**DESCRIPTION OF THE TASK:** For each line in the data below that holds "points", return a copy.

****************

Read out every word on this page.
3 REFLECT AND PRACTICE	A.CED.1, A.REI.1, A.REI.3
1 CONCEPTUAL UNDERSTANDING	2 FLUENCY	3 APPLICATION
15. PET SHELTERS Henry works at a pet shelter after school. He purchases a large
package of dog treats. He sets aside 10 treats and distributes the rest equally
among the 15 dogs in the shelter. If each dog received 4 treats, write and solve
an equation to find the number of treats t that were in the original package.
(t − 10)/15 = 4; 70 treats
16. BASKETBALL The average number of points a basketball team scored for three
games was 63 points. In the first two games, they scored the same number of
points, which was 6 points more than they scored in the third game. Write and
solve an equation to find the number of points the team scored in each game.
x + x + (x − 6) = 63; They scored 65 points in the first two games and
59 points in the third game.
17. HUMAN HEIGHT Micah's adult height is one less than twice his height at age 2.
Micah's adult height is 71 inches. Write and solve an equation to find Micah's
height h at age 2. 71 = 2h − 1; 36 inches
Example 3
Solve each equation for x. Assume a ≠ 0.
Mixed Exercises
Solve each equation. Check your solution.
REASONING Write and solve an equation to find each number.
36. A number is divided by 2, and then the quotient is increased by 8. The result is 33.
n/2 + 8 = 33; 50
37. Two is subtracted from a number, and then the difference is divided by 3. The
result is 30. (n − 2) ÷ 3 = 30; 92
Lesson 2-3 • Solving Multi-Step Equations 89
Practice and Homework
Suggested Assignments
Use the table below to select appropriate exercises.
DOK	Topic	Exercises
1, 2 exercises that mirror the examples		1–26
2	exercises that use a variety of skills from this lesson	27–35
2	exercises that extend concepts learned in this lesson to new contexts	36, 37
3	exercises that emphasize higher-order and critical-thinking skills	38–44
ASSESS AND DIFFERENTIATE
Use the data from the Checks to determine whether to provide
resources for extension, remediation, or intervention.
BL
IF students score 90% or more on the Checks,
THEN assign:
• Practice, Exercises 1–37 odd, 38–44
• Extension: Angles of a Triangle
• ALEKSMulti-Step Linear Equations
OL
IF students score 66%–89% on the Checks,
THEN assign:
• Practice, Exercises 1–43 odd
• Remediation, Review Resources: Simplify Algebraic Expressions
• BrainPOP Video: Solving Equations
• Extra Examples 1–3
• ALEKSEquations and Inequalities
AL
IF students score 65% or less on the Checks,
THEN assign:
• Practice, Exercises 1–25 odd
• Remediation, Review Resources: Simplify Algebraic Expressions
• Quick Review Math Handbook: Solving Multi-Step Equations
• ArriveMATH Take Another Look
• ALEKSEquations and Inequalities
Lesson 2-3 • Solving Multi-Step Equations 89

****************

**THE OUTPUT:**
16. BASKETBALL The average number of points a basketball team scored for three
games was 63 points. In the first two games, they scored the same number of
points, which was 6 points more than they scored in the third game. Write and
solve an equation to find the number of points the team scored in each game.
x + x + (x − 6) = 63; They scored 65 points in the first two games and
59 points in the third game.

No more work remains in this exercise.